— WHAT YOU WILL DO —
Copy all lines of the listing that include the string "Delay".

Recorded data
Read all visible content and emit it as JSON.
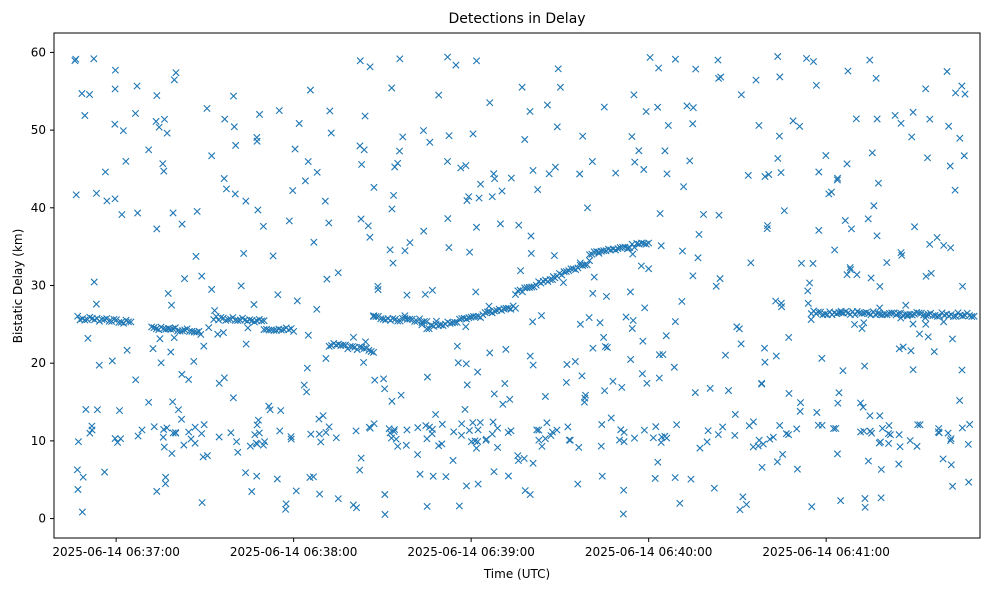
{
  "chart_data": {
    "type": "scatter",
    "title": "Detections in Delay",
    "xlabel": "Time (UTC)",
    "ylabel": "Bistatic Delay (km)",
    "x_ticks": [
      "2025-06-14 06:37:00",
      "2025-06-14 06:38:00",
      "2025-06-14 06:39:00",
      "2025-06-14 06:40:00",
      "2025-06-14 06:41:00"
    ],
    "y_ticks": [
      "0",
      "10",
      "20",
      "30",
      "40",
      "50",
      "60"
    ],
    "xlim": [
      "2025-06-14 06:36:39",
      "2025-06-14 06:41:52"
    ],
    "ylim": [
      -2.5,
      62.5
    ],
    "grid": false,
    "marker": "x",
    "color": "#1f77b4",
    "series": [
      {
        "structured_tracks": [
          {
            "x_start": "2025-06-14 06:36:47",
            "x_end": "2025-06-14 06:37:05",
            "y_start": 25.8,
            "y_end": 25.3
          },
          {
            "x_start": "2025-06-14 06:37:12",
            "x_end": "2025-06-14 06:37:28",
            "y_start": 24.6,
            "y_end": 24.2
          },
          {
            "x_start": "2025-06-14 06:37:33",
            "x_end": "2025-06-14 06:37:50",
            "y_start": 25.8,
            "y_end": 25.4
          },
          {
            "x_start": "2025-06-14 06:37:50",
            "x_end": "2025-06-14 06:38:00",
            "y_start": 24.5,
            "y_end": 24.3
          },
          {
            "x_start": "2025-06-14 06:38:12",
            "x_end": "2025-06-14 06:38:27",
            "y_start": 22.4,
            "y_end": 21.6
          },
          {
            "x_start": "2025-06-14 06:38:27",
            "x_end": "2025-06-14 06:38:45",
            "y_start": 25.9,
            "y_end": 25.4
          },
          {
            "x_start": "2025-06-14 06:38:45",
            "x_end": "2025-06-14 06:39:15",
            "y_start": 24.5,
            "y_end": 27.2
          },
          {
            "x_start": "2025-06-14 06:39:15",
            "x_end": "2025-06-14 06:39:40",
            "y_start": 29.0,
            "y_end": 33.0
          },
          {
            "x_start": "2025-06-14 06:39:40",
            "x_end": "2025-06-14 06:40:00",
            "y_start": 34.0,
            "y_end": 35.5
          },
          {
            "x_start": "2025-06-14 06:40:55",
            "x_end": "2025-06-14 06:41:50",
            "y_start": 26.5,
            "y_end": 26.2
          }
        ]
      }
    ]
  }
}
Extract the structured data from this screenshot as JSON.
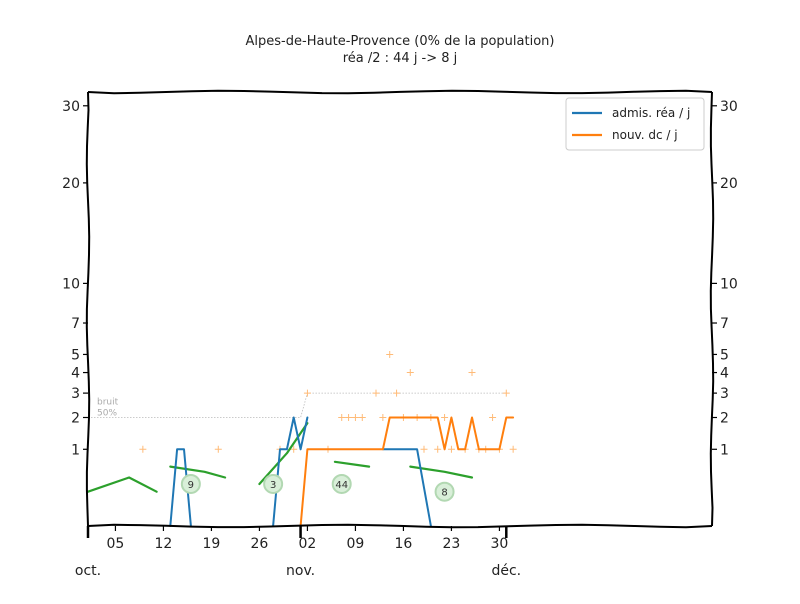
{
  "chart_data": {
    "type": "line",
    "title": "Alpes-de-Haute-Provence (0% de la population)",
    "subtitle": "réa /2 : 44 j -> 8 j",
    "ylim": [
      0,
      32
    ],
    "xlim": [
      "2020-10-01",
      "2020-12-31"
    ],
    "y_scale": "sqrt",
    "y_ticks": [
      1,
      2,
      3,
      4,
      5,
      7,
      10,
      20,
      30
    ],
    "x_ticks": [
      {
        "date": "2020-10-01",
        "label": ""
      },
      {
        "date": "2020-10-05",
        "label": "05"
      },
      {
        "date": "2020-10-12",
        "label": "12"
      },
      {
        "date": "2020-10-19",
        "label": "19"
      },
      {
        "date": "2020-10-26",
        "label": "26"
      },
      {
        "date": "2020-11-02",
        "label": "02"
      },
      {
        "date": "2020-11-09",
        "label": "09"
      },
      {
        "date": "2020-11-16",
        "label": "16"
      },
      {
        "date": "2020-11-23",
        "label": "23"
      },
      {
        "date": "2020-11-30",
        "label": "30"
      }
    ],
    "months": [
      {
        "date": "2020-10-01",
        "label": "oct."
      },
      {
        "date": "2020-11-01",
        "label": "nov."
      },
      {
        "date": "2020-12-01",
        "label": "déc."
      }
    ],
    "legend": {
      "position": "top-right"
    },
    "noise_band": {
      "labels": [
        "bruit",
        "50%"
      ],
      "points": [
        [
          "2020-10-01",
          2
        ],
        [
          "2020-11-01",
          2
        ],
        [
          "2020-11-02",
          3
        ],
        [
          "2020-12-01",
          3
        ]
      ]
    },
    "series": [
      {
        "name": "admis. réa / j",
        "color": "#1f77b4",
        "segments": [
          [
            [
              "2020-10-13",
              0
            ],
            [
              "2020-10-14",
              1
            ],
            [
              "2020-10-15",
              1
            ],
            [
              "2020-10-16",
              0
            ]
          ],
          [
            [
              "2020-10-28",
              0
            ],
            [
              "2020-10-29",
              1
            ],
            [
              "2020-10-30",
              1
            ],
            [
              "2020-10-31",
              2
            ],
            [
              "2020-11-01",
              1
            ],
            [
              "2020-11-02",
              2
            ]
          ],
          [
            [
              "2020-11-13",
              1
            ],
            [
              "2020-11-14",
              1
            ],
            [
              "2020-11-15",
              1
            ],
            [
              "2020-11-16",
              1
            ],
            [
              "2020-11-18",
              1
            ],
            [
              "2020-11-20",
              0
            ]
          ]
        ]
      },
      {
        "name": "nouv. dc / j",
        "color": "#ff7f0e",
        "segments": [
          [
            [
              "2020-11-01",
              0
            ],
            [
              "2020-11-02",
              1
            ],
            [
              "2020-11-03",
              1
            ],
            [
              "2020-11-06",
              1
            ],
            [
              "2020-11-07",
              1
            ],
            [
              "2020-11-08",
              1
            ],
            [
              "2020-11-09",
              1
            ],
            [
              "2020-11-10",
              1
            ],
            [
              "2020-11-11",
              1
            ],
            [
              "2020-11-12",
              1
            ],
            [
              "2020-11-13",
              1
            ],
            [
              "2020-11-14",
              2
            ],
            [
              "2020-11-15",
              2
            ],
            [
              "2020-11-16",
              2
            ],
            [
              "2020-11-17",
              2
            ],
            [
              "2020-11-18",
              2
            ],
            [
              "2020-11-19",
              2
            ],
            [
              "2020-11-20",
              2
            ],
            [
              "2020-11-21",
              2
            ],
            [
              "2020-11-22",
              1
            ],
            [
              "2020-11-23",
              2
            ],
            [
              "2020-11-24",
              1
            ],
            [
              "2020-11-25",
              1
            ],
            [
              "2020-11-26",
              2
            ],
            [
              "2020-11-27",
              1
            ],
            [
              "2020-11-28",
              1
            ],
            [
              "2020-11-29",
              1
            ],
            [
              "2020-11-30",
              1
            ],
            [
              "2020-12-01",
              2
            ],
            [
              "2020-12-02",
              2
            ]
          ]
        ]
      }
    ],
    "trend_segments": [
      {
        "color": "#2ca02c",
        "points": [
          [
            "2020-10-01",
            0.2
          ],
          [
            "2020-10-07",
            0.4
          ],
          [
            "2020-10-11",
            0.2
          ]
        ]
      },
      {
        "color": "#2ca02c",
        "points": [
          [
            "2020-10-13",
            0.6
          ],
          [
            "2020-10-18",
            0.5
          ],
          [
            "2020-10-21",
            0.4
          ]
        ]
      },
      {
        "color": "#2ca02c",
        "points": [
          [
            "2020-10-26",
            0.3
          ],
          [
            "2020-10-30",
            0.9
          ],
          [
            "2020-11-02",
            1.8
          ]
        ]
      },
      {
        "color": "#2ca02c",
        "points": [
          [
            "2020-11-06",
            0.7
          ],
          [
            "2020-11-11",
            0.6
          ]
        ]
      },
      {
        "color": "#2ca02c",
        "points": [
          [
            "2020-11-17",
            0.6
          ],
          [
            "2020-11-22",
            0.5
          ],
          [
            "2020-11-26",
            0.4
          ]
        ]
      }
    ],
    "markers": [
      {
        "date": "2020-10-16",
        "y": 0.3,
        "label": "9"
      },
      {
        "date": "2020-10-28",
        "y": 0.3,
        "label": "3"
      },
      {
        "date": "2020-11-07",
        "y": 0.3,
        "label": "44"
      },
      {
        "date": "2020-11-22",
        "y": 0.2,
        "label": "8"
      }
    ],
    "raw_points": [
      {
        "date": "2020-10-09",
        "y": 1
      },
      {
        "date": "2020-10-20",
        "y": 1
      },
      {
        "date": "2020-10-29",
        "y": 1
      },
      {
        "date": "2020-10-31",
        "y": 1
      },
      {
        "date": "2020-11-02",
        "y": 3
      },
      {
        "date": "2020-11-05",
        "y": 1
      },
      {
        "date": "2020-11-07",
        "y": 2
      },
      {
        "date": "2020-11-08",
        "y": 2
      },
      {
        "date": "2020-11-09",
        "y": 2
      },
      {
        "date": "2020-11-10",
        "y": 2
      },
      {
        "date": "2020-11-12",
        "y": 3
      },
      {
        "date": "2020-11-13",
        "y": 2
      },
      {
        "date": "2020-11-14",
        "y": 5
      },
      {
        "date": "2020-11-15",
        "y": 3
      },
      {
        "date": "2020-11-16",
        "y": 2
      },
      {
        "date": "2020-11-17",
        "y": 4
      },
      {
        "date": "2020-11-18",
        "y": 2
      },
      {
        "date": "2020-11-19",
        "y": 1
      },
      {
        "date": "2020-11-20",
        "y": 2
      },
      {
        "date": "2020-11-21",
        "y": 1
      },
      {
        "date": "2020-11-22",
        "y": 2
      },
      {
        "date": "2020-11-23",
        "y": 1
      },
      {
        "date": "2020-11-25",
        "y": 1
      },
      {
        "date": "2020-11-26",
        "y": 4
      },
      {
        "date": "2020-11-27",
        "y": 1
      },
      {
        "date": "2020-11-28",
        "y": 1
      },
      {
        "date": "2020-11-29",
        "y": 2
      },
      {
        "date": "2020-11-30",
        "y": 1
      },
      {
        "date": "2020-12-01",
        "y": 3
      },
      {
        "date": "2020-12-02",
        "y": 1
      }
    ],
    "raw_points_color": "#ffbb78",
    "grid": false
  }
}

— TASK RESULT —
    "title": "Detections in Delay",
    "ylabel": "Bistatic Delay (km)",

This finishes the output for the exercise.